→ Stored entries
- - -

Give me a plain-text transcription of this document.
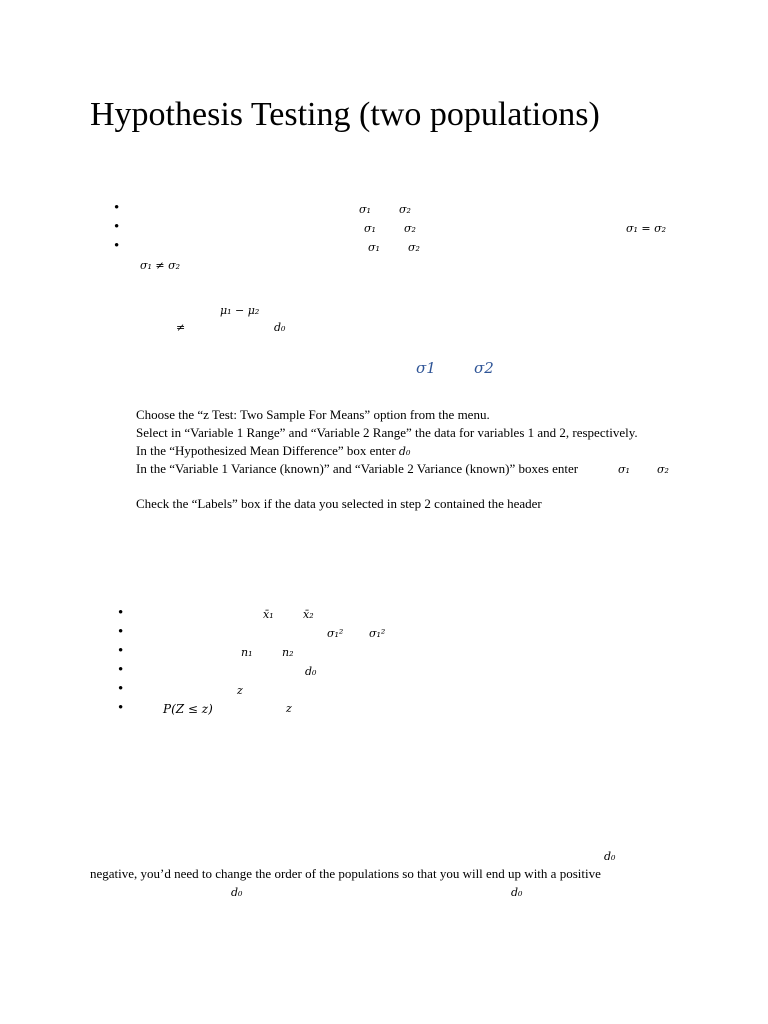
Hypothesis Testing (two populations)
•	σ₁	σ₂
•	σ₁	σ₂	σ₁ = σ₂
•	σ₁	σ₂
σ₁ ≠ σ₂
μ₁ − μ₂
≠	d₀
σ1	σ2
Choose the “z Test: Two Sample For Means” option from the menu.
Select in “Variable 1 Range” and “Variable 2 Range” the data for variables 1 and 2, respectively.
In the “Hypothesized Mean Difference” box enter d₀
In the “Variable 1 Variance (known)” and “Variable 2 Variance (known)” boxes enter	σ₁ σ₂
Check the “Labels” box if the data you selected in step 2 contained the header
•	x̄₁	x̄₂
•	σ₁² σ₁²
•	n₁	n₂
•	d₀
•	z
•	P(Z ≤ z)	z
d₀
negative, you’d need to change the order of the populations so that you will end up with a positive
d₀	d₀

- - -

→ Task to complete
Write out all the records again, exactly, minus any pictures.

→ Solved problem
Give me a plain-text transcription of this document.
Hypothesis Testing (two populations)
•	σ₁	σ₂
•	σ₁	σ₂	σ₁ = σ₂
•	σ₁	σ₂
σ₁ ≠ σ₂
μ₁ − μ₂
≠	d₀
σ1	σ2
Choose the “z Test: Two Sample For Means” option from the menu.
Select in “Variable 1 Range” and “Variable 2 Range” the data for variables 1 and 2, respectively.
In the “Hypothesized Mean Difference” box enter d₀
In the “Variable 1 Variance (known)” and “Variable 2 Variance (known)” boxes enter	σ₁ σ₂
Check the “Labels” box if the data you selected in step 2 contained the header
•	x̄₁	x̄₂
•	σ₁² σ₁²
•	n₁	n₂
•	d₀
•	z
•	P(Z ≤ z)	z
d₀
negative, you’d need to change the order of the populations so that you will end up with a positive
d₀	d₀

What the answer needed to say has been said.